- [Task prompt]
Identify all lines in the listing that include the word "sutartis", and copy them out.

-------- Entries supplied

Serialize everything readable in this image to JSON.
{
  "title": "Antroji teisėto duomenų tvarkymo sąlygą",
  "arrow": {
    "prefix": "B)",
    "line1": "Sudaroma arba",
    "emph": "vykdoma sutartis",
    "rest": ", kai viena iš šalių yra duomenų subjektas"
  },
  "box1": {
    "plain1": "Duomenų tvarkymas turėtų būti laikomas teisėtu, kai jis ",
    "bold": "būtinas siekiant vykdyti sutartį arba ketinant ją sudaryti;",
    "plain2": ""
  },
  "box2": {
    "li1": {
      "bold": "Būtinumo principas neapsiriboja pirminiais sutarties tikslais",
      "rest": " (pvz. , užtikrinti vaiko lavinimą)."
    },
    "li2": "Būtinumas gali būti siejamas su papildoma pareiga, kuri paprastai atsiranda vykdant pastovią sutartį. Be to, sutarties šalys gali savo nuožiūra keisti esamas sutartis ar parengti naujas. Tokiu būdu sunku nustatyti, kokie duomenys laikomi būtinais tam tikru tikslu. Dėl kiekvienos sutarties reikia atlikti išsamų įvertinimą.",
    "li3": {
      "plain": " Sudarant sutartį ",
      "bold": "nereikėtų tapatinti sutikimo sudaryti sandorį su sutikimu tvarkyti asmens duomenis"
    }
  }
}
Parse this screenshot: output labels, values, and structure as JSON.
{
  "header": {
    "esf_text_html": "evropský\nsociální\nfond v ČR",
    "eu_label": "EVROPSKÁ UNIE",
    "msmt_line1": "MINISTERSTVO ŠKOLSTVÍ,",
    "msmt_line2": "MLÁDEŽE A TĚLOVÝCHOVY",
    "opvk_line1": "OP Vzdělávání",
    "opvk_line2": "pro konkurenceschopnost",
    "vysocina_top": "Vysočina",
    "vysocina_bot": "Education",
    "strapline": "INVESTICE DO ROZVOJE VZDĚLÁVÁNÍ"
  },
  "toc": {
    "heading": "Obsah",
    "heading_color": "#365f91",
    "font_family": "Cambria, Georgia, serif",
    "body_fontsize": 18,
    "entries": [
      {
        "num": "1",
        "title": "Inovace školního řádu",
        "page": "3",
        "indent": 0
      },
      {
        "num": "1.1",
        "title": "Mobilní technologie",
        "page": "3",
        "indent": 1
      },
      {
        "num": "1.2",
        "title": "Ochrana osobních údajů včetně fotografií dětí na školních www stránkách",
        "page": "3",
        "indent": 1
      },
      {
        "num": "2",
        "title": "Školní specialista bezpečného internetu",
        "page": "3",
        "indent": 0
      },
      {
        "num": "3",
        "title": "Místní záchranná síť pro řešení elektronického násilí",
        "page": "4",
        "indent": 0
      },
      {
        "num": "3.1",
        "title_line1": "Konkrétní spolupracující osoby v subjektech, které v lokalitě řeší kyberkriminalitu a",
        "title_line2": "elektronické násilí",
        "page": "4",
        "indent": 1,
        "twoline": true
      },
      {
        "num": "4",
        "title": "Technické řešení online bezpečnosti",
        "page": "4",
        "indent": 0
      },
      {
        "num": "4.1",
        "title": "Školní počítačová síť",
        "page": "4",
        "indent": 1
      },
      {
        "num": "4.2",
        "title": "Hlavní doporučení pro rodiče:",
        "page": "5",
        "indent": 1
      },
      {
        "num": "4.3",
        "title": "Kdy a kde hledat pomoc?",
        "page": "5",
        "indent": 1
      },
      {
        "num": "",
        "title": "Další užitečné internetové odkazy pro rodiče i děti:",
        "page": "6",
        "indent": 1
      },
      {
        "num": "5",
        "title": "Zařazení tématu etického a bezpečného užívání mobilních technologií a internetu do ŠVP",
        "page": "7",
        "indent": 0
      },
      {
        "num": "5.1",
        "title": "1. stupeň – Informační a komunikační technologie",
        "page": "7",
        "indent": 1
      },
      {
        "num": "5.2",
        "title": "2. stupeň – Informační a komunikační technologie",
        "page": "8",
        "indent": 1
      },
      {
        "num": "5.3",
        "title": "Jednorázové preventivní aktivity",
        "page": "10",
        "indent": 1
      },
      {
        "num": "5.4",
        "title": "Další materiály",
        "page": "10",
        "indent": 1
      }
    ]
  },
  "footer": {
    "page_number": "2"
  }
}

----------------

- [Answer]
    "emph": "vykdoma sutartis",
    "li2": "Būtinumas gali būti siejamas su papildoma pareiga, kuri paprastai atsiranda vykdant pastovią sutartį. Be to, sutarties šalys gali savo nuožiūra keisti esamas sutartis ar parengti naujas. Tokiu būdu sunku nustatyti, kokie duomenys laikomi būtinais tam tikru tikslu. Dėl kiekvienos sutarties reikia atlikti išsamų įvertinimą.",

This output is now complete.